◆ **Prompt**: In the entries below, count every line containing "крышку". Return the number and nothing else.

-- Extracted material start --

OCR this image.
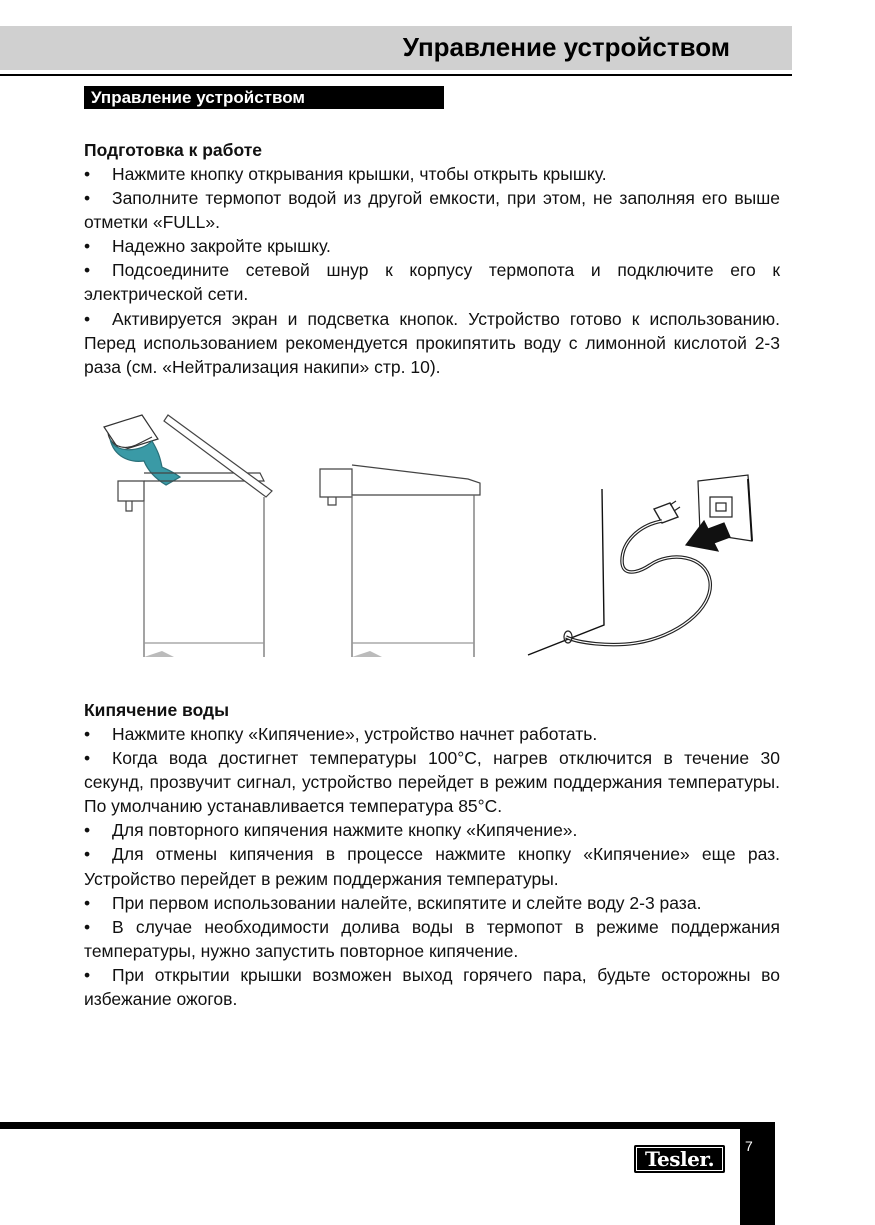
Управление устройством
Управление устройством
Подготовка к работе

• Нажмите кнопку открывания крышки, чтобы открыть крышку.

• Заполните термопот водой из другой емкости, при этом, не заполняя его выше отметки «FULL».

• Надежно закройте крышку.

• Подсоедините сетевой шнур к корпусу термопота и подключите его к электрической сети.

• Активируется экран и подсветка кнопок. Устройство готово к использованию. Перед использованием рекомендуется прокипятить воду с лимонной кислотой 2-3 раза (см. «Нейтрализация накипи» стр. 10).

Кипячение воды

• Нажмите кнопку «Кипячение», устройство начнет работать.

• Когда вода достигнет температуры 100°С, нагрев отключится в течение 30 секунд, прозвучит сигнал, устройство перейдет в режим поддержания температуры. По умолчанию устанавливается температура 85°С.

• Для повторного кипячения нажмите кнопку «Кипячение».

• Для отмены кипячения в процессе нажмите кнопку «Кипячение» еще раз. Устройство перейдет в режим поддержания температуры.

• При первом использовании налейте, вскипятите и слейте воду 2-3 раза.

• В случае необходимости долива воды в термопот в режиме поддержания температуры, нужно запустить повторное кипячение.

• При открытии крышки возможен выход горячего пара, будьте осторожны во избежание ожогов.

7
Tesler.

-- Extracted material end --

◆ **Answer to this problem**: 2